Figure collection entries:
========
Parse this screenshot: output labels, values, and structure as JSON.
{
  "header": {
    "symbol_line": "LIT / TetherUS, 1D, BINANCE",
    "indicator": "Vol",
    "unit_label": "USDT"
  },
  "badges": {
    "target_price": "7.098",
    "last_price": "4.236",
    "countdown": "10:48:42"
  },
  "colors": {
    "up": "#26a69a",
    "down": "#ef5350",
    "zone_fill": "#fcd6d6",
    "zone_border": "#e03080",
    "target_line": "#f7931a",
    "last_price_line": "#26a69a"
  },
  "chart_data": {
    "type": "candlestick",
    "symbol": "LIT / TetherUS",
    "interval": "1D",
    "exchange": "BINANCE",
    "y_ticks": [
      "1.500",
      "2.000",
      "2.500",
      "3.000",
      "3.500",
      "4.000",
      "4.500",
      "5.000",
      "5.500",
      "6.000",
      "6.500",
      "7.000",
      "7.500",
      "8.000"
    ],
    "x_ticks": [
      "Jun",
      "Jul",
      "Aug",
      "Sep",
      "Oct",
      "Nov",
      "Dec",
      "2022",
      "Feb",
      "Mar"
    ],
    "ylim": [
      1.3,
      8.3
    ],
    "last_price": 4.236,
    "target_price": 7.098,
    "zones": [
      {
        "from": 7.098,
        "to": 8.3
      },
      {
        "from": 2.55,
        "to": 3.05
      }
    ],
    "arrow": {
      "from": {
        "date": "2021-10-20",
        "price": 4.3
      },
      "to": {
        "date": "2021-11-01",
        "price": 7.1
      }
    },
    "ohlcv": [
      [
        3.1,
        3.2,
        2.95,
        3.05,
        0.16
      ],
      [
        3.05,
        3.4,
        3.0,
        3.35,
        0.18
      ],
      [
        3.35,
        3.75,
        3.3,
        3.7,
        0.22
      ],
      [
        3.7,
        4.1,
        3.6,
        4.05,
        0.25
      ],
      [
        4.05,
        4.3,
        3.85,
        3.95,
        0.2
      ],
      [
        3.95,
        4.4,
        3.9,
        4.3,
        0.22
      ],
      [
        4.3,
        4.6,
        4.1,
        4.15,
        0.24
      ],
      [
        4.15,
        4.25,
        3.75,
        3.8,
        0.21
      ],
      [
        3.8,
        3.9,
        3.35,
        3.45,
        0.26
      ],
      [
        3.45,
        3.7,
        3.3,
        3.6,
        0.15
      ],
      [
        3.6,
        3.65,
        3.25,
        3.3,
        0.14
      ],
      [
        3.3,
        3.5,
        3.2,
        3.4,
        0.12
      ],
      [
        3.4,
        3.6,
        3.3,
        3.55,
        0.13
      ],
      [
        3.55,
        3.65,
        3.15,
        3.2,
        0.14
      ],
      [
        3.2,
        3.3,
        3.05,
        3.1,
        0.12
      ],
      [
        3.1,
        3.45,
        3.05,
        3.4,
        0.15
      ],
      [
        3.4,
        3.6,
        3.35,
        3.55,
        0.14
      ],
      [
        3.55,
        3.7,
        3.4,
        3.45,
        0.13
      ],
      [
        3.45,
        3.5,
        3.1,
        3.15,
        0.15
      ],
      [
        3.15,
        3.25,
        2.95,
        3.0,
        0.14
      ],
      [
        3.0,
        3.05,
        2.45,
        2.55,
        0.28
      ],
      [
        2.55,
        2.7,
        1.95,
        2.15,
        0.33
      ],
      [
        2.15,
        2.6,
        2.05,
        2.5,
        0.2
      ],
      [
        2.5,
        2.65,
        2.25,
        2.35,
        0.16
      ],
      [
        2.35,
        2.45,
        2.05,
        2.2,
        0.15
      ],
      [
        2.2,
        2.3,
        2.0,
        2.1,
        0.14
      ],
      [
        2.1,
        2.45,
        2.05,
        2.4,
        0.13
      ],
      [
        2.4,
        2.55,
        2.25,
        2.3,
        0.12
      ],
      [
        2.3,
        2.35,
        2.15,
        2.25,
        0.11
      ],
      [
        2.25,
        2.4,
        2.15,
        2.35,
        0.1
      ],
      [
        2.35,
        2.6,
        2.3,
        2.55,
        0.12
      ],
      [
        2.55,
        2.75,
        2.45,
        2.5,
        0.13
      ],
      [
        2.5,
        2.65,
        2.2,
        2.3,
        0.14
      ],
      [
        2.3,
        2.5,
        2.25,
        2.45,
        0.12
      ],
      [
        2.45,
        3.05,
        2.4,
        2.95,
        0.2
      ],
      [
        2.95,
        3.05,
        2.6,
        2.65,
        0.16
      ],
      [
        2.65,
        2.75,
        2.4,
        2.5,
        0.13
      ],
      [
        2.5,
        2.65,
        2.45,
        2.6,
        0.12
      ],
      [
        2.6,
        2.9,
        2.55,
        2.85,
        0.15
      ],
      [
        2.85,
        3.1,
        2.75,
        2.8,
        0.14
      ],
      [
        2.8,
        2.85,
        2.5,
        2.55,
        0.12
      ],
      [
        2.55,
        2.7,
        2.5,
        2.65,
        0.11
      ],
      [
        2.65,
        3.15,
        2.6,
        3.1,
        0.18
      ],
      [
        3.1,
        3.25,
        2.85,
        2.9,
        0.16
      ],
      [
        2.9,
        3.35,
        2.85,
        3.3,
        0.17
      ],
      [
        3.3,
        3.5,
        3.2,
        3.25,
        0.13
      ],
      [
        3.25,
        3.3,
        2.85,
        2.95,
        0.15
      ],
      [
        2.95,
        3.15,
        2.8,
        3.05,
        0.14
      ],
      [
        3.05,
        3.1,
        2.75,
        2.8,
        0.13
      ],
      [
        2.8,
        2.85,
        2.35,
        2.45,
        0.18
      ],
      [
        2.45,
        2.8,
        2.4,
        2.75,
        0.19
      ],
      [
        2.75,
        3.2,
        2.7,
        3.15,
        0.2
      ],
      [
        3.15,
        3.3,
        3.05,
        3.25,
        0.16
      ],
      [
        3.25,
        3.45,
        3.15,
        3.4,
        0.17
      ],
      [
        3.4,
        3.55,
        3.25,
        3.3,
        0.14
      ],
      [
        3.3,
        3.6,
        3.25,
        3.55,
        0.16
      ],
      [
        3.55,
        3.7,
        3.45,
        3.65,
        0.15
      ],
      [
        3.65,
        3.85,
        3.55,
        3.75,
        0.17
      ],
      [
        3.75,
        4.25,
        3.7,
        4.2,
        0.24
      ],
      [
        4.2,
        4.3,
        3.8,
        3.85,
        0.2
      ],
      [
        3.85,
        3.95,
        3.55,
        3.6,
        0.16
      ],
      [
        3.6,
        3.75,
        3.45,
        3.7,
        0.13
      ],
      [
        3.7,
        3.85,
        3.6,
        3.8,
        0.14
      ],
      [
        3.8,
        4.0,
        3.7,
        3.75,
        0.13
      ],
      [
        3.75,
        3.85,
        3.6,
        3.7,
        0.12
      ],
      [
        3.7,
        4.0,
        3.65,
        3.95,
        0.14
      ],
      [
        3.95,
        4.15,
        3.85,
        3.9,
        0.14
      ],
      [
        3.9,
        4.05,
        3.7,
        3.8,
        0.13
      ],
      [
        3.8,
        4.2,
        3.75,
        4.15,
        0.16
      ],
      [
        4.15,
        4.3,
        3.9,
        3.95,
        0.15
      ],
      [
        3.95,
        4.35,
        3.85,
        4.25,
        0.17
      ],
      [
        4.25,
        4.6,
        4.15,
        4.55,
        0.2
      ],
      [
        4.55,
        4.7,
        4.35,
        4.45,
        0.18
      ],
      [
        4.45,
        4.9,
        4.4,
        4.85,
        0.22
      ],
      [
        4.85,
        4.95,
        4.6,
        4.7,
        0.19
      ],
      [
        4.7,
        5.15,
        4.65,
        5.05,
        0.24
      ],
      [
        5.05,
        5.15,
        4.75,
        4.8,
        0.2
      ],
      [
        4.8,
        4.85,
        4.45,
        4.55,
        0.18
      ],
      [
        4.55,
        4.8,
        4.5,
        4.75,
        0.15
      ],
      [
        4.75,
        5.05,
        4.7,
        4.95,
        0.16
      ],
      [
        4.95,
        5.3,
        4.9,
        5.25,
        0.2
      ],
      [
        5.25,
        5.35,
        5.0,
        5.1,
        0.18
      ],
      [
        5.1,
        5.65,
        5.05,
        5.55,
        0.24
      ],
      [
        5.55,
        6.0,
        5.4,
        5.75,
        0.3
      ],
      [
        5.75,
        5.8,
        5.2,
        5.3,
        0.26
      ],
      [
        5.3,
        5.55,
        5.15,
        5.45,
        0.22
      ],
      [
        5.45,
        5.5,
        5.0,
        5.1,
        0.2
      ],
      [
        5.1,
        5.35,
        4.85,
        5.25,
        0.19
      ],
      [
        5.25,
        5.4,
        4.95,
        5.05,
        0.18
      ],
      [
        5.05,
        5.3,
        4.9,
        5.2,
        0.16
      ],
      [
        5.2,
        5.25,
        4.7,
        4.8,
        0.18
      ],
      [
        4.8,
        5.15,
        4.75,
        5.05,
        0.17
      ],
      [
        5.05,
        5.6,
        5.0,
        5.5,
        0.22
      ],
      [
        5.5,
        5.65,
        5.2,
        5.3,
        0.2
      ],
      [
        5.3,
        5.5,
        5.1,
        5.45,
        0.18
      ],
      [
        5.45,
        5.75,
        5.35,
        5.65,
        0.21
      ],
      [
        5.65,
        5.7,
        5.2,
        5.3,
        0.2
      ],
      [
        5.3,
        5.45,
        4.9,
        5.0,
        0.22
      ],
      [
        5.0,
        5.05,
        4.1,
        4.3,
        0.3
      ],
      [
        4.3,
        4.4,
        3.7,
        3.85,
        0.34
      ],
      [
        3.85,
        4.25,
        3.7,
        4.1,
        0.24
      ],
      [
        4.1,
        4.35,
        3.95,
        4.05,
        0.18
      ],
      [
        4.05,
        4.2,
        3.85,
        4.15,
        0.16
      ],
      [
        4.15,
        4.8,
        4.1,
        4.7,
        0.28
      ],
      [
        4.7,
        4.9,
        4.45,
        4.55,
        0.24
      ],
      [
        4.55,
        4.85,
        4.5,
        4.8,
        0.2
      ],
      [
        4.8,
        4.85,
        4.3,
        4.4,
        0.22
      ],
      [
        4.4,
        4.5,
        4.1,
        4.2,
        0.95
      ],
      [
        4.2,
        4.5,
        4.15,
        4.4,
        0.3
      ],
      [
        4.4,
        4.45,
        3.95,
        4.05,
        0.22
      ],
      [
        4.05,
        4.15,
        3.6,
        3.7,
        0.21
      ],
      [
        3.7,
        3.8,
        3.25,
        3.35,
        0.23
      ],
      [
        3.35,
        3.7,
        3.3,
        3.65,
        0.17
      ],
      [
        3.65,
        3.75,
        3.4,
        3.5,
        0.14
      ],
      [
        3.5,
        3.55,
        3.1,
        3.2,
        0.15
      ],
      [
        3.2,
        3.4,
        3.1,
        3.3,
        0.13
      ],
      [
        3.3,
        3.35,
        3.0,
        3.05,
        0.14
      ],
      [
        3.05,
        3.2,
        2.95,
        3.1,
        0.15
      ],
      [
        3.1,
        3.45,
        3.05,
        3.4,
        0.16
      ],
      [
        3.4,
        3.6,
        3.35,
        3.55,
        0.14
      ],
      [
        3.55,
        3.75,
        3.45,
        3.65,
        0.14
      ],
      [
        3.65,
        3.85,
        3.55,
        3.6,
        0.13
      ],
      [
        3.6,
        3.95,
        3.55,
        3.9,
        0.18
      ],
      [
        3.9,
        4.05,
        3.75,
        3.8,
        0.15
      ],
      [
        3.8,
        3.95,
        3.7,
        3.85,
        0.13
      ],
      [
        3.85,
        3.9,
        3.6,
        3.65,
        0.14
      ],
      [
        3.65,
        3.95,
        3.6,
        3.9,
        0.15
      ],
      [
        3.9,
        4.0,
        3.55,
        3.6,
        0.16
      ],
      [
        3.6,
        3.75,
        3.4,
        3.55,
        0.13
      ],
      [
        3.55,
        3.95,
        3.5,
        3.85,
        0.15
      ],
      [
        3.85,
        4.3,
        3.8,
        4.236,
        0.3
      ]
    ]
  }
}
========
— REQUIREMENT —
Report only the number of lines in the listing that contain the word "BINANCE".

— SOLUTION BELOW —
2